### Your instructions
Write out the records beneath this line exactly as they appear, minus any images.
— BEGIN Source records —
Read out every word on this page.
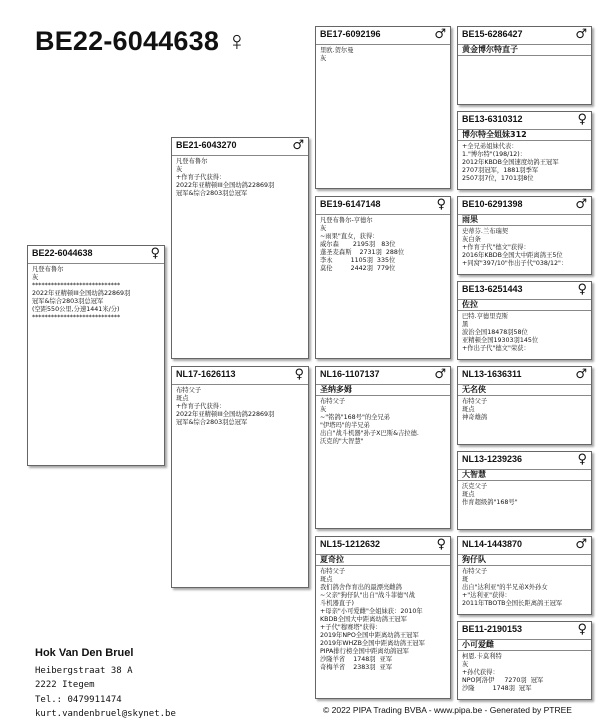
BE22-6044638 ♀
BE22-6044638	♀
凡登布鲁尔
灰
****************************
2022年亚精顿III全国幼鸽22869羽
冠军&综合2803羽总冠军
(空距550公里,分速1441米/分)
****************************
BE21-6043270	♂
凡登布鲁尔
灰
+作育子代获得：
2022年亚精顿III全国幼鸽22869羽
冠军&综合2803羽总冠军
NL17-1626113	♀
布特父子
斑点
+作育子代获得：
2022年亚精顿III全国幼鸽22869羽
冠军&综合2803羽总冠军
BE17-6092196	♂
里欧.贺尔曼
灰
BE19-6147148	♀
凡登布鲁尔-亨德尔
灰
~雨果"直女，获得：
威尔森       2195羽   83位
蓬圣麦森斯    2731羽  288位
李永         1105羽  335位
莫伦         2442羽  779位
NL16-1107137	♂
圣纳多姆
布特父子
灰
~"铭鸽"168号"的全兄弟
"伊塔玛"的半兄弟
出自"战斗机器"孙子X巴斯&吉拉德.
沃克的"大智慧"
NL15-1212632	♀
夏奇拉
布特父子
斑点
我们鸽舍作育出的最漂亮雌鸽
~父亲"狗仔队"出自"战斗菲德"(战
斗机器直子)
+母亲"小可爱雌"全姐妹获：2010年
KBDB全国大中距离幼鸽王冠军
+子代"穆赛塔"获得：
2019年NPO全国中距离幼鸽王冠军
2019年WHZB全国中距离幼鸽王冠军
PIPA排行榜全国中距离幼鸽冠军
沙隆羊省    1748羽  亚军
奇梅羊省    2383羽  亚军
BE15-6286427	♂
黄金博尔特直子
BE13-6310312	♀
博尔特全姐妹312
+全兄弟姐妹代表：
1."博尔特"(198/12)：
2012年KBDB全国速度幼鸽王冠军
2707羽冠军，1881羽季军
2507羽7位，1701羽8位
BE10-6291398	♂
雨果
史蒂芬.兰布瑞契
灰白条
+作育子代"德文"获得：
2016年KBDB全国大中距离鸽王5位
+同窝"397/10"作出子代"038/12"：
BE13-6251443	♀
佐拉
巴特.亨德里克斯
黑
波治全国18478羽58位
亚精顿全国19303羽145位
+作出子代"德文"荣获：
NL13-1636311	♂
无名侠
布特父子
斑点
神奇雄鸽
NL13-1239236	♀
大智慧
沃克父子
斑点
作育超级鸽"168号"
NL14-1443870	♂
狗仔队
布特父子
斑
出自"达利亚"的半兄弟X外孙女
+"达利亚"获得：
2011年TBOTB全国长距离鸽王冠军
BE11-2190153	♀
小可爱雌
柯恩.卡莫利特
灰
+孙代获得：
NPO阿洛伊     7270羽  冠军
沙隆         1748羽  冠军
Hok Van Den Bruel
Heibergstraat 38 A
2222 Itegem
Tel.: 0479911474
kurt.vandenbruel@skynet.be	© 2022 PIPA Trading BVBA - www.pipa.be - Generated by PTREE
— END Source records —
### Expected answer
Read out every word on this page.
BE22-6044638 ♀
BE22-6044638	♀
凡登布鲁尔
灰
****************************
2022年亚精顿III全国幼鸽22869羽
冠军&综合2803羽总冠军
(空距550公里,分速1441米/分)
****************************
BE21-6043270	♂
凡登布鲁尔
灰
+作育子代获得：
2022年亚精顿III全国幼鸽22869羽
冠军&综合2803羽总冠军
NL17-1626113	♀
布特父子
斑点
+作育子代获得：
2022年亚精顿III全国幼鸽22869羽
冠军&综合2803羽总冠军
BE17-6092196	♂
里欧.贺尔曼
灰
BE19-6147148	♀
凡登布鲁尔-亨德尔
灰
~雨果"直女，获得：
威尔森       2195羽   83位
蓬圣麦森斯    2731羽  288位
李永         1105羽  335位
莫伦         2442羽  779位
NL16-1107137	♂
圣纳多姆
布特父子
灰
~"铭鸽"168号"的全兄弟
"伊塔玛"的半兄弟
出自"战斗机器"孙子X巴斯&吉拉德.
沃克的"大智慧"
NL15-1212632	♀
夏奇拉
布特父子
斑点
我们鸽舍作育出的最漂亮雌鸽
~父亲"狗仔队"出自"战斗菲德"(战
斗机器直子)
+母亲"小可爱雌"全姐妹获：2010年
KBDB全国大中距离幼鸽王冠军
+子代"穆赛塔"获得：
2019年NPO全国中距离幼鸽王冠军
2019年WHZB全国中距离幼鸽王冠军
PIPA排行榜全国中距离幼鸽冠军
沙隆羊省    1748羽  亚军
奇梅羊省    2383羽  亚军
BE15-6286427	♂
黄金博尔特直子
BE13-6310312	♀
博尔特全姐妹312
+全兄弟姐妹代表：
1."博尔特"(198/12)：
2012年KBDB全国速度幼鸽王冠军
2707羽冠军，1881羽季军
2507羽7位，1701羽8位
BE10-6291398	♂
雨果
史蒂芬.兰布瑞契
灰白条
+作育子代"德文"获得：
2016年KBDB全国大中距离鸽王5位
+同窝"397/10"作出子代"038/12"：
BE13-6251443	♀
佐拉
巴特.亨德里克斯
黑
波治全国18478羽58位
亚精顿全国19303羽145位
+作出子代"德文"荣获：
NL13-1636311	♂
无名侠
布特父子
斑点
神奇雄鸽
NL13-1239236	♀
大智慧
沃克父子
斑点
作育超级鸽"168号"
NL14-1443870	♂
狗仔队
布特父子
斑
出自"达利亚"的半兄弟X外孙女
+"达利亚"获得：
2011年TBOTB全国长距离鸽王冠军
BE11-2190153	♀
小可爱雌
柯恩.卡莫利特
灰
+孙代获得：
NPO阿洛伊     7270羽  冠军
沙隆         1748羽  冠军
Hok Van Den Bruel
Heibergstraat 38 A
2222 Itegem
Tel.: 0479911474
kurt.vandenbruel@skynet.be	© 2022 PIPA Trading BVBA - www.pipa.be - Generated by PTREE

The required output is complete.